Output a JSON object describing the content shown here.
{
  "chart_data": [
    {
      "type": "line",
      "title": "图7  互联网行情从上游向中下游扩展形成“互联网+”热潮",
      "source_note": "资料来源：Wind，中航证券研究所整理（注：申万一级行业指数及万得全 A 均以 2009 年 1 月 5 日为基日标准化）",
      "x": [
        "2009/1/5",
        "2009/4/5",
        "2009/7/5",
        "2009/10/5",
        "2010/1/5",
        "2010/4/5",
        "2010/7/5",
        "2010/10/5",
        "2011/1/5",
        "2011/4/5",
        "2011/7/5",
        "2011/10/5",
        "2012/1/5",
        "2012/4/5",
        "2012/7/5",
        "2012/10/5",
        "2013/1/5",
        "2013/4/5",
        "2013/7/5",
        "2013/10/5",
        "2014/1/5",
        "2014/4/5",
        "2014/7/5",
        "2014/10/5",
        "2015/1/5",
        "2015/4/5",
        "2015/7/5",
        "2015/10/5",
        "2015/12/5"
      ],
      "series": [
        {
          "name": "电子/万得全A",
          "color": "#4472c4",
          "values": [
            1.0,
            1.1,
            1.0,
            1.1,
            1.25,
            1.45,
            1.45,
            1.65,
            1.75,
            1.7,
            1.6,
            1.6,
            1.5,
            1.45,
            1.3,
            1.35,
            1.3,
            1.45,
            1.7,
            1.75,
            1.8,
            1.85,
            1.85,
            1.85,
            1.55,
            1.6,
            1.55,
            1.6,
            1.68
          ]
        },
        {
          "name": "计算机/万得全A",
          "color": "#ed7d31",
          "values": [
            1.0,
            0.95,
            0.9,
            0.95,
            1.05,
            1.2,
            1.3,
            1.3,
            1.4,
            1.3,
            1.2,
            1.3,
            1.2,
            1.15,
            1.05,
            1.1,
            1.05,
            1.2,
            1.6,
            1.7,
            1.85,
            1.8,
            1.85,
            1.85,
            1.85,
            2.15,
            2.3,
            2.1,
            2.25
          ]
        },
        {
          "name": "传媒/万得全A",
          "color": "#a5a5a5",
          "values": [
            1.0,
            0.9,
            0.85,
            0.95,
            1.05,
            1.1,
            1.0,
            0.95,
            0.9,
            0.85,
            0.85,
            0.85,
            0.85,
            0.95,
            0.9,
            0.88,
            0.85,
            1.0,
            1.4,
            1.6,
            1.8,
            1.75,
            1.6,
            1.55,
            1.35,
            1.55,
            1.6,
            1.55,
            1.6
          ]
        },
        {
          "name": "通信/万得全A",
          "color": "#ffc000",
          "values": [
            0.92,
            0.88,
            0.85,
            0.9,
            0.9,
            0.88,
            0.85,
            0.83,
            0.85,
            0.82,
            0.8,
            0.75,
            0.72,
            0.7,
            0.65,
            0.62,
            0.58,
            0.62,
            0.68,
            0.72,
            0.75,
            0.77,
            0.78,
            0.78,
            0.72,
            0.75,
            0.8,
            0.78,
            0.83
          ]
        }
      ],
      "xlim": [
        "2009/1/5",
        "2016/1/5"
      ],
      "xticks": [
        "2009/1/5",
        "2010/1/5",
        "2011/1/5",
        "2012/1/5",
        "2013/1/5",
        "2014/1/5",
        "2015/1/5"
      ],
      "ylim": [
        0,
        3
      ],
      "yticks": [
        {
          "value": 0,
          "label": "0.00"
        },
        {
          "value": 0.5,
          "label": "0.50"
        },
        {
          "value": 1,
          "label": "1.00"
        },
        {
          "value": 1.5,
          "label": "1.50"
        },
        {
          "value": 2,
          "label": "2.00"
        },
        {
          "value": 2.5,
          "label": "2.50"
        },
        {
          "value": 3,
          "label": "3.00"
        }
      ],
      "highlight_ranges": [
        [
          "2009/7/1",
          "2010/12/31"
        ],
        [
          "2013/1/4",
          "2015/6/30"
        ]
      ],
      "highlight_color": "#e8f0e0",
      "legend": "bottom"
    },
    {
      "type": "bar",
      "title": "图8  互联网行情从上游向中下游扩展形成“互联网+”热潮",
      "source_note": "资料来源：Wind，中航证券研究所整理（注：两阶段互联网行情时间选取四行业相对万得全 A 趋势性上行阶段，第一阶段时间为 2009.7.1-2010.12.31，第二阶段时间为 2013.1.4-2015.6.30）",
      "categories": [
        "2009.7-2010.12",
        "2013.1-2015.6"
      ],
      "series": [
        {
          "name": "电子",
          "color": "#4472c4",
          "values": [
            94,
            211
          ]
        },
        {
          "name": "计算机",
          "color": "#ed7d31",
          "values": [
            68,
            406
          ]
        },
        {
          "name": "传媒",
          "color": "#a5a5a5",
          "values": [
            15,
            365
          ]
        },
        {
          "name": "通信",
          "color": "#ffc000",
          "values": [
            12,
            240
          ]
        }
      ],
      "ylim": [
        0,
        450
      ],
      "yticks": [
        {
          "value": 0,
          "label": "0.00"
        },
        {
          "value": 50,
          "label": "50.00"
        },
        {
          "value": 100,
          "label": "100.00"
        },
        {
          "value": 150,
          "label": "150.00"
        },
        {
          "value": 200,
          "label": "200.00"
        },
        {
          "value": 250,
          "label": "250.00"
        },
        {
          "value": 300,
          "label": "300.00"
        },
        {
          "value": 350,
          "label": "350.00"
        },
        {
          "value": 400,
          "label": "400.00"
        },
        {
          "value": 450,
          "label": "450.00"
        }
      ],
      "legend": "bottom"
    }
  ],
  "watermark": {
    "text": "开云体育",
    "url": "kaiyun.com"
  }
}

══════════

* **The request**: Output all of the material, please, exactly as it stands.

* **Solved problem**:
Output a JSON object describing the content shown here.
{
  "chart_data": [
    {
      "type": "line",
      "title": "图7  互联网行情从上游向中下游扩展形成“互联网+”热潮",
      "source_note": "资料来源：Wind，中航证券研究所整理（注：申万一级行业指数及万得全 A 均以 2009 年 1 月 5 日为基日标准化）",
      "x": [
        "2009/1/5",
        "2009/4/5",
        "2009/7/5",
        "2009/10/5",
        "2010/1/5",
        "2010/4/5",
        "2010/7/5",
        "2010/10/5",
        "2011/1/5",
        "2011/4/5",
        "2011/7/5",
        "2011/10/5",
        "2012/1/5",
        "2012/4/5",
        "2012/7/5",
        "2012/10/5",
        "2013/1/5",
        "2013/4/5",
        "2013/7/5",
        "2013/10/5",
        "2014/1/5",
        "2014/4/5",
        "2014/7/5",
        "2014/10/5",
        "2015/1/5",
        "2015/4/5",
        "2015/7/5",
        "2015/10/5",
        "2015/12/5"
      ],
      "series": [
        {
          "name": "电子/万得全A",
          "color": "#4472c4",
          "values": [
            1.0,
            1.1,
            1.0,
            1.1,
            1.25,
            1.45,
            1.45,
            1.65,
            1.75,
            1.7,
            1.6,
            1.6,
            1.5,
            1.45,
            1.3,
            1.35,
            1.3,
            1.45,
            1.7,
            1.75,
            1.8,
            1.85,
            1.85,
            1.85,
            1.55,
            1.6,
            1.55,
            1.6,
            1.68
          ]
        },
        {
          "name": "计算机/万得全A",
          "color": "#ed7d31",
          "values": [
            1.0,
            0.95,
            0.9,
            0.95,
            1.05,
            1.2,
            1.3,
            1.3,
            1.4,
            1.3,
            1.2,
            1.3,
            1.2,
            1.15,
            1.05,
            1.1,
            1.05,
            1.2,
            1.6,
            1.7,
            1.85,
            1.8,
            1.85,
            1.85,
            1.85,
            2.15,
            2.3,
            2.1,
            2.25
          ]
        },
        {
          "name": "传媒/万得全A",
          "color": "#a5a5a5",
          "values": [
            1.0,
            0.9,
            0.85,
            0.95,
            1.05,
            1.1,
            1.0,
            0.95,
            0.9,
            0.85,
            0.85,
            0.85,
            0.85,
            0.95,
            0.9,
            0.88,
            0.85,
            1.0,
            1.4,
            1.6,
            1.8,
            1.75,
            1.6,
            1.55,
            1.35,
            1.55,
            1.6,
            1.55,
            1.6
          ]
        },
        {
          "name": "通信/万得全A",
          "color": "#ffc000",
          "values": [
            0.92,
            0.88,
            0.85,
            0.9,
            0.9,
            0.88,
            0.85,
            0.83,
            0.85,
            0.82,
            0.8,
            0.75,
            0.72,
            0.7,
            0.65,
            0.62,
            0.58,
            0.62,
            0.68,
            0.72,
            0.75,
            0.77,
            0.78,
            0.78,
            0.72,
            0.75,
            0.8,
            0.78,
            0.83
          ]
        }
      ],
      "xlim": [
        "2009/1/5",
        "2016/1/5"
      ],
      "xticks": [
        "2009/1/5",
        "2010/1/5",
        "2011/1/5",
        "2012/1/5",
        "2013/1/5",
        "2014/1/5",
        "2015/1/5"
      ],
      "ylim": [
        0,
        3
      ],
      "yticks": [
        {
          "value": 0,
          "label": "0.00"
        },
        {
          "value": 0.5,
          "label": "0.50"
        },
        {
          "value": 1,
          "label": "1.00"
        },
        {
          "value": 1.5,
          "label": "1.50"
        },
        {
          "value": 2,
          "label": "2.00"
        },
        {
          "value": 2.5,
          "label": "2.50"
        },
        {
          "value": 3,
          "label": "3.00"
        }
      ],
      "highlight_ranges": [
        [
          "2009/7/1",
          "2010/12/31"
        ],
        [
          "2013/1/4",
          "2015/6/30"
        ]
      ],
      "highlight_color": "#e8f0e0",
      "legend": "bottom"
    },
    {
      "type": "bar",
      "title": "图8  互联网行情从上游向中下游扩展形成“互联网+”热潮",
      "source_note": "资料来源：Wind，中航证券研究所整理（注：两阶段互联网行情时间选取四行业相对万得全 A 趋势性上行阶段，第一阶段时间为 2009.7.1-2010.12.31，第二阶段时间为 2013.1.4-2015.6.30）",
      "categories": [
        "2009.7-2010.12",
        "2013.1-2015.6"
      ],
      "series": [
        {
          "name": "电子",
          "color": "#4472c4",
          "values": [
            94,
            211
          ]
        },
        {
          "name": "计算机",
          "color": "#ed7d31",
          "values": [
            68,
            406
          ]
        },
        {
          "name": "传媒",
          "color": "#a5a5a5",
          "values": [
            15,
            365
          ]
        },
        {
          "name": "通信",
          "color": "#ffc000",
          "values": [
            12,
            240
          ]
        }
      ],
      "ylim": [
        0,
        450
      ],
      "yticks": [
        {
          "value": 0,
          "label": "0.00"
        },
        {
          "value": 50,
          "label": "50.00"
        },
        {
          "value": 100,
          "label": "100.00"
        },
        {
          "value": 150,
          "label": "150.00"
        },
        {
          "value": 200,
          "label": "200.00"
        },
        {
          "value": 250,
          "label": "250.00"
        },
        {
          "value": 300,
          "label": "300.00"
        },
        {
          "value": 350,
          "label": "350.00"
        },
        {
          "value": 400,
          "label": "400.00"
        },
        {
          "value": 450,
          "label": "450.00"
        }
      ],
      "legend": "bottom"
    }
  ],
  "watermark": {
    "text": "开云体育",
    "url": "kaiyun.com"
  }
}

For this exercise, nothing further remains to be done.